■ Exercise ■
Copy out every line in which the string "structured" occurs.

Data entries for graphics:

━━━━

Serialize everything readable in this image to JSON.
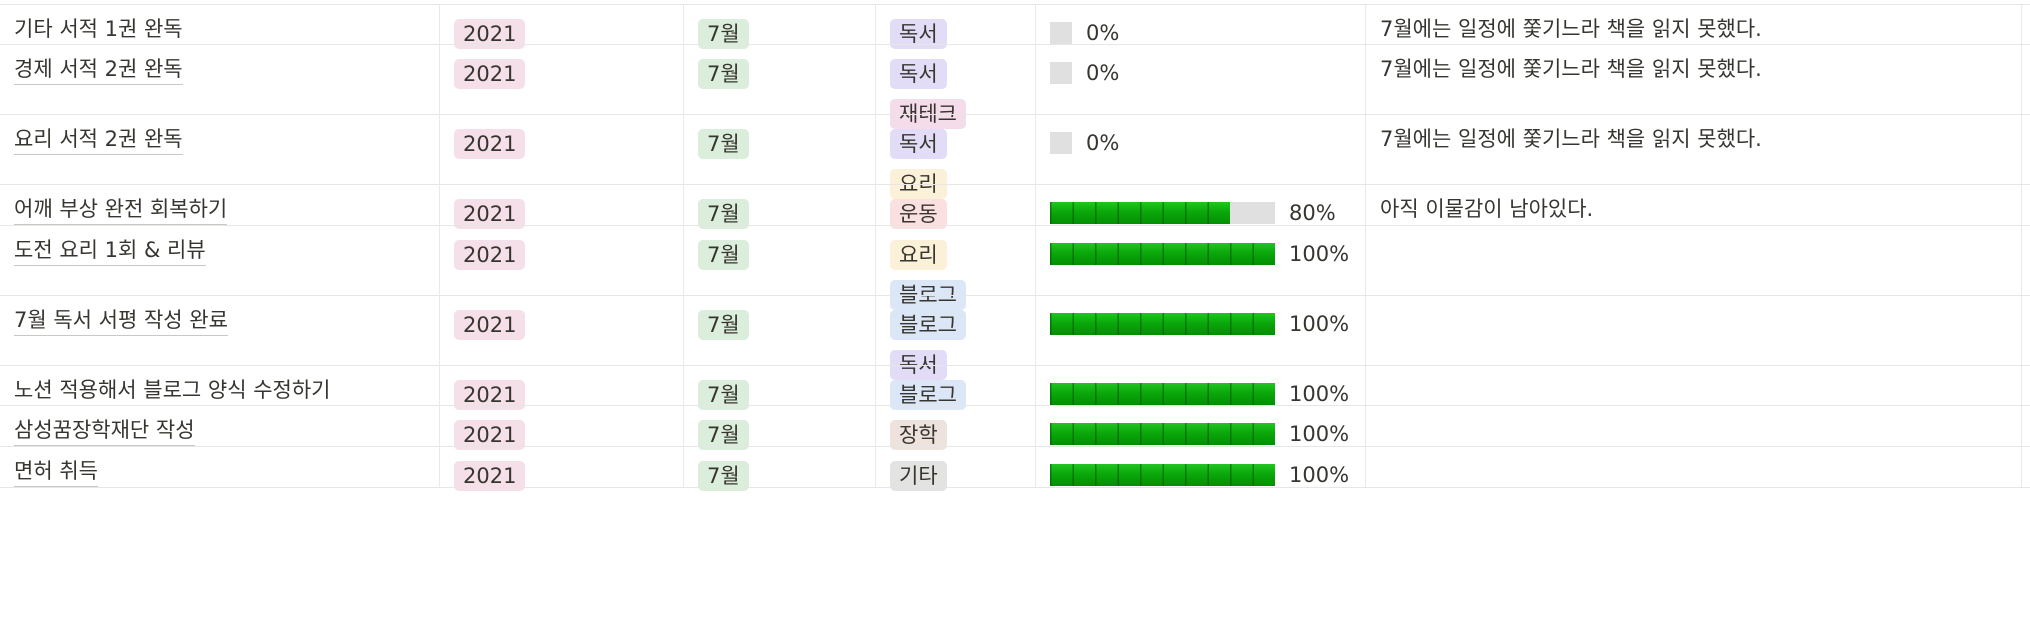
{
  "colors": {
    "year_pill": "#f5e0ea",
    "month_pill": "#dbeddb",
    "progress_fill": "#0aa80a",
    "progress_track": "#e0e0e0",
    "tag_독서": "#e3dcf7",
    "tag_재테크": "#f5dceb",
    "tag_요리": "#fbf0d8",
    "tag_운동": "#fbe0e0",
    "tag_블로그": "#dbe6f6",
    "tag_장학": "#eee2dc",
    "tag_기타": "#e3e3e2"
  },
  "rows": [
    {
      "name": "기타 서적 1권 완독",
      "year": "2021",
      "month": "7월",
      "tags": [
        "독서"
      ],
      "progress": 0,
      "progress_label": "0%",
      "memo": "7월에는 일정에 쫓기느라 책을 읽지 못했다."
    },
    {
      "name": "경제 서적 2권 완독",
      "year": "2021",
      "month": "7월",
      "tags": [
        "독서",
        "재테크"
      ],
      "progress": 0,
      "progress_label": "0%",
      "memo": "7월에는 일정에 쫓기느라 책을 읽지 못했다."
    },
    {
      "name": "요리 서적 2권 완독",
      "year": "2021",
      "month": "7월",
      "tags": [
        "독서",
        "요리"
      ],
      "progress": 0,
      "progress_label": "0%",
      "memo": "7월에는 일정에 쫓기느라 책을 읽지 못했다."
    },
    {
      "name": "어깨 부상 완전 회복하기",
      "year": "2021",
      "month": "7월",
      "tags": [
        "운동"
      ],
      "progress": 80,
      "progress_label": "80%",
      "memo": "아직 이물감이 남아있다."
    },
    {
      "name": "도전 요리 1회 & 리뷰",
      "year": "2021",
      "month": "7월",
      "tags": [
        "요리",
        "블로그"
      ],
      "progress": 100,
      "progress_label": "100%",
      "memo": ""
    },
    {
      "name": "7월 독서 서평 작성 완료",
      "year": "2021",
      "month": "7월",
      "tags": [
        "블로그",
        "독서"
      ],
      "progress": 100,
      "progress_label": "100%",
      "memo": ""
    },
    {
      "name": "노션 적용해서 블로그 양식 수정하기",
      "year": "2021",
      "month": "7월",
      "tags": [
        "블로그"
      ],
      "progress": 100,
      "progress_label": "100%",
      "memo": ""
    },
    {
      "name": "삼성꿈장학재단 작성",
      "year": "2021",
      "month": "7월",
      "tags": [
        "장학"
      ],
      "progress": 100,
      "progress_label": "100%",
      "memo": ""
    },
    {
      "name": "면허 취득",
      "year": "2021",
      "month": "7월",
      "tags": [
        "기타"
      ],
      "progress": 100,
      "progress_label": "100%",
      "memo": ""
    }
  ]
}
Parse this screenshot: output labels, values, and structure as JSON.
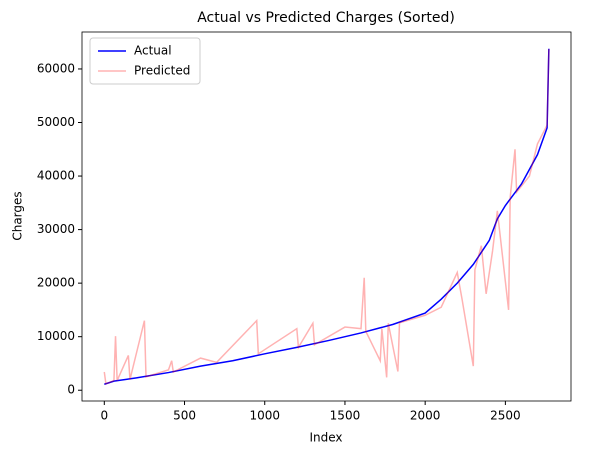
{
  "chart_data": {
    "type": "line",
    "title": "Actual vs Predicted Charges (Sorted)",
    "xlabel": "Index",
    "ylabel": "Charges",
    "series": [
      {
        "name": "Actual",
        "color": "#0000ff",
        "opacity": 1,
        "x": [
          0,
          60,
          200,
          400,
          600,
          800,
          1000,
          1200,
          1400,
          1600,
          1800,
          2000,
          2100,
          2200,
          2300,
          2400,
          2450,
          2500,
          2600,
          2700,
          2760,
          2771
        ],
        "values": [
          1121,
          1700,
          2300,
          3300,
          4500,
          5500,
          6800,
          8000,
          9300,
          10700,
          12300,
          14400,
          17000,
          20000,
          23500,
          28000,
          32000,
          34500,
          38500,
          44000,
          49000,
          63770
        ]
      },
      {
        "name": "Predicted",
        "color": "#ff0000",
        "opacity": 0.3,
        "x": [
          0,
          10,
          60,
          70,
          80,
          150,
          160,
          250,
          260,
          400,
          420,
          430,
          600,
          700,
          950,
          960,
          1200,
          1210,
          1300,
          1310,
          1500,
          1600,
          1620,
          1630,
          1720,
          1730,
          1760,
          1770,
          1830,
          1840,
          2000,
          2100,
          2200,
          2230,
          2300,
          2310,
          2350,
          2380,
          2420,
          2450,
          2520,
          2530,
          2560,
          2570,
          2650,
          2700,
          2760,
          2771
        ],
        "values": [
          3400,
          1200,
          1800,
          10100,
          1800,
          6500,
          2000,
          13000,
          2500,
          3800,
          5500,
          3400,
          6000,
          5200,
          13000,
          6800,
          11500,
          8000,
          12500,
          8500,
          11800,
          11500,
          21000,
          11000,
          5500,
          11500,
          2400,
          12500,
          3500,
          12600,
          14000,
          15500,
          22000,
          17000,
          4500,
          22500,
          27000,
          18000,
          26000,
          33500,
          15000,
          36000,
          45000,
          37000,
          40000,
          46000,
          49500,
          63700
        ]
      }
    ],
    "xlim": [
      -139,
      2909
    ],
    "xticks": [
      0,
      500,
      1000,
      1500,
      2000,
      2500
    ],
    "ylim": [
      -2011,
      66902
    ],
    "yticks": [
      0,
      10000,
      20000,
      30000,
      40000,
      50000,
      60000
    ],
    "legend": "upper left"
  }
}
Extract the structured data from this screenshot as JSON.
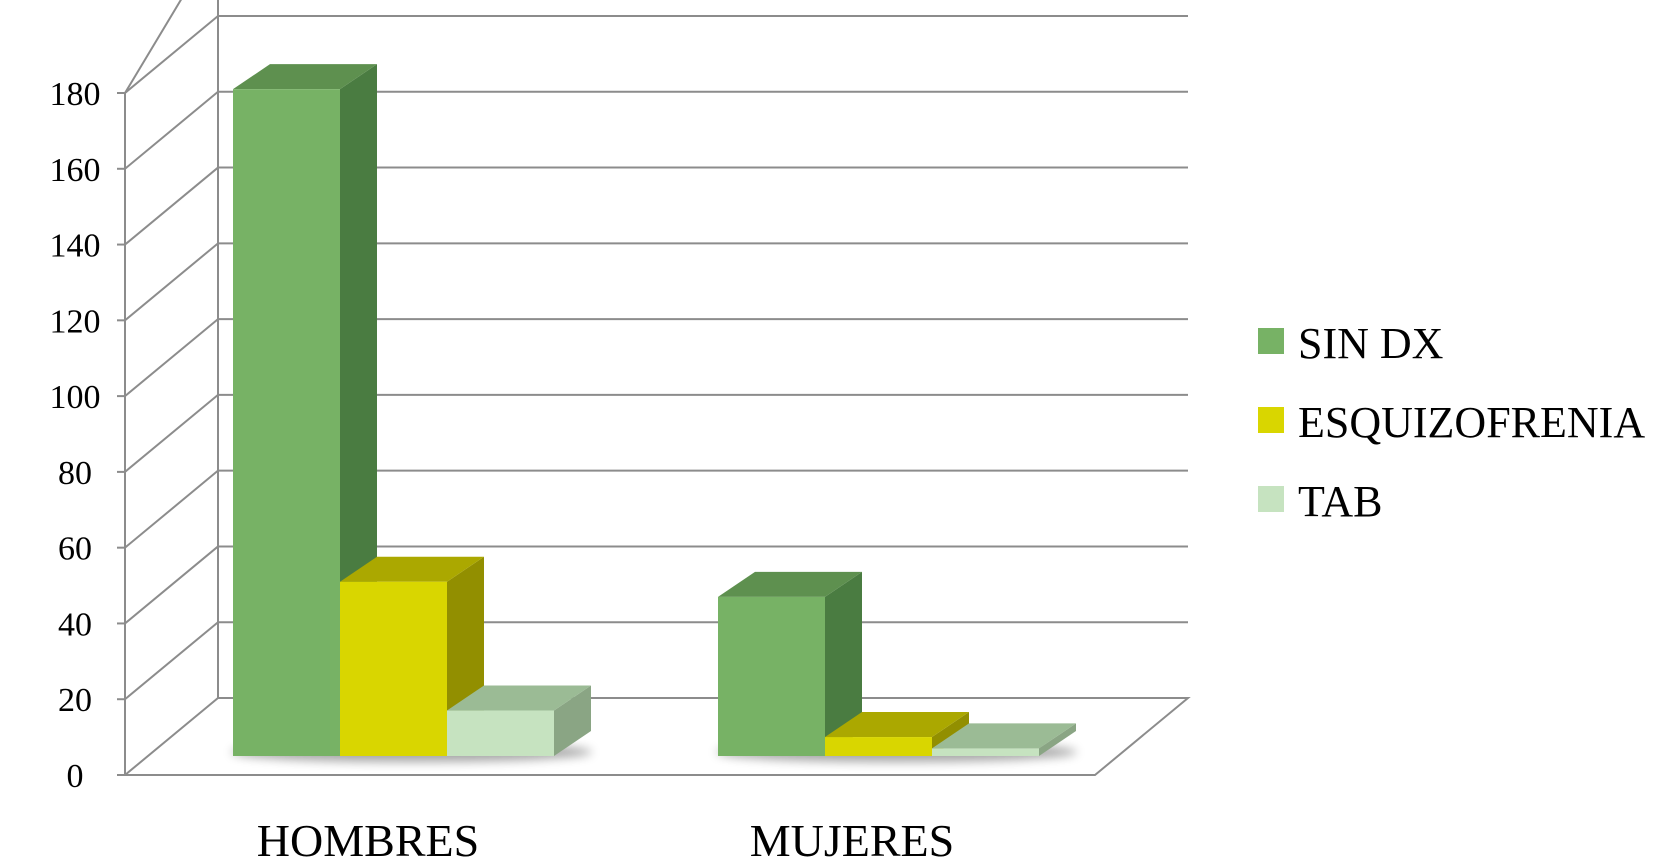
{
  "chart_data": {
    "type": "bar",
    "categories": [
      "HOMBRES",
      "MUJERES"
    ],
    "series": [
      {
        "name": "SIN DX",
        "values": [
          176,
          42
        ],
        "color": "#77b265",
        "dark": "#4a7c41",
        "top": "#5e904f"
      },
      {
        "name": "ESQUIZOFRENIA",
        "values": [
          46,
          5
        ],
        "color": "#d9d600",
        "dark": "#928f00",
        "top": "#aba800"
      },
      {
        "name": "TAB",
        "values": [
          12,
          2
        ],
        "color": "#c6e3c0",
        "dark": "#8aa584",
        "top": "#9bbb95"
      }
    ],
    "y_ticks": [
      "0",
      "20",
      "40",
      "60",
      "80",
      "100",
      "120",
      "140",
      "160",
      "180"
    ],
    "ylim": [
      0,
      180
    ],
    "title": "",
    "xlabel": "",
    "ylabel": "",
    "grid": true,
    "legend_position": "right",
    "chart_style": "3d-clustered-column"
  }
}
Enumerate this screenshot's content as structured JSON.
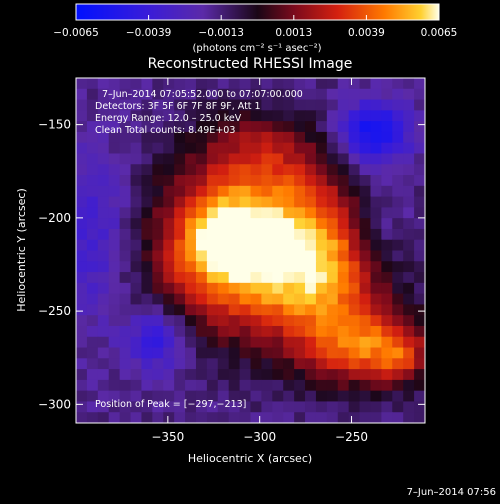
{
  "chart_data": {
    "type": "heatmap",
    "title": "Reconstructed RHESSI Image",
    "xlabel": "Heliocentric X (arcsec)",
    "ylabel": "Heliocentric Y (arcsec)",
    "xlim": [
      -400,
      -210
    ],
    "ylim": [
      -310,
      -125
    ],
    "xticks": [
      -350,
      -300,
      -250
    ],
    "yticks": [
      -150,
      -200,
      -250,
      -300
    ],
    "xtick_labels": [
      "−350",
      "−300",
      "−250"
    ],
    "ytick_labels": [
      "−150",
      "−200",
      "−250",
      "−300"
    ],
    "colorbar": {
      "range": [
        -0.0065,
        0.0065
      ],
      "ticks": [
        -0.0065,
        -0.0039,
        -0.0013,
        0.0013,
        0.0039,
        0.0065
      ],
      "tick_labels": [
        "−0.0065",
        "−0.0039",
        "−0.0013",
        "0.0013",
        "0.0039",
        "0.0065"
      ],
      "unit_label": "(photons cm⁻² s⁻¹ asec⁻²)"
    },
    "annotations": {
      "time_range": "7–Jun–2014 07:05:52.000 to 07:07:00.000",
      "detectors": "Detectors: 3F 5F 6F 7F 8F 9F, Att 1",
      "energy": "Energy Range: 12.0 – 25.0 keV",
      "clean": "Clean      Total counts: 8.49E+03",
      "peak": "Position of Peak = [−297,−213]"
    },
    "sources": [
      {
        "x": -300,
        "y": -215,
        "sx": 40,
        "sy": 32,
        "amp": 1.0
      },
      {
        "x": -318,
        "y": -212,
        "sx": 16,
        "sy": 16,
        "amp": 0.35
      },
      {
        "x": -262,
        "y": -238,
        "sx": 22,
        "sy": 28,
        "amp": 0.35
      },
      {
        "x": -240,
        "y": -270,
        "sx": 22,
        "sy": 14,
        "amp": 0.55
      },
      {
        "x": -222,
        "y": -275,
        "sx": 10,
        "sy": 10,
        "amp": 0.25
      },
      {
        "x": -300,
        "y": -162,
        "sx": 22,
        "sy": 14,
        "amp": 0.25
      },
      {
        "x": -356,
        "y": -265,
        "sx": 12,
        "sy": 12,
        "amp": -0.4
      },
      {
        "x": -238,
        "y": -155,
        "sx": 14,
        "sy": 12,
        "amp": -0.55
      },
      {
        "x": -390,
        "y": -210,
        "sx": 18,
        "sy": 30,
        "amp": -0.3
      },
      {
        "x": -235,
        "y": -205,
        "sx": 14,
        "sy": 20,
        "amp": -0.25
      }
    ]
  },
  "footer": {
    "timestamp": "7–Jun–2014 07:56"
  }
}
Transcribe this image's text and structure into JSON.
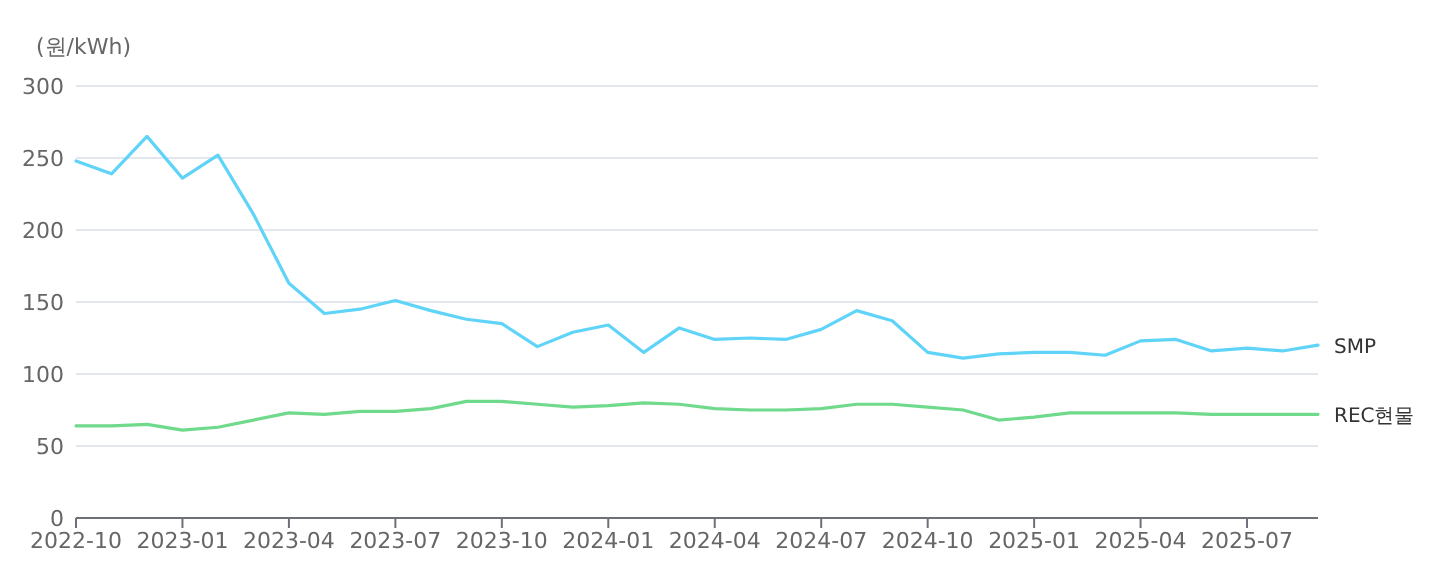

━━━━

■ Reply to the task ■
Extract the structured data from this screenshot as JSON.
Enumerate this screenshot's content as structured JSON.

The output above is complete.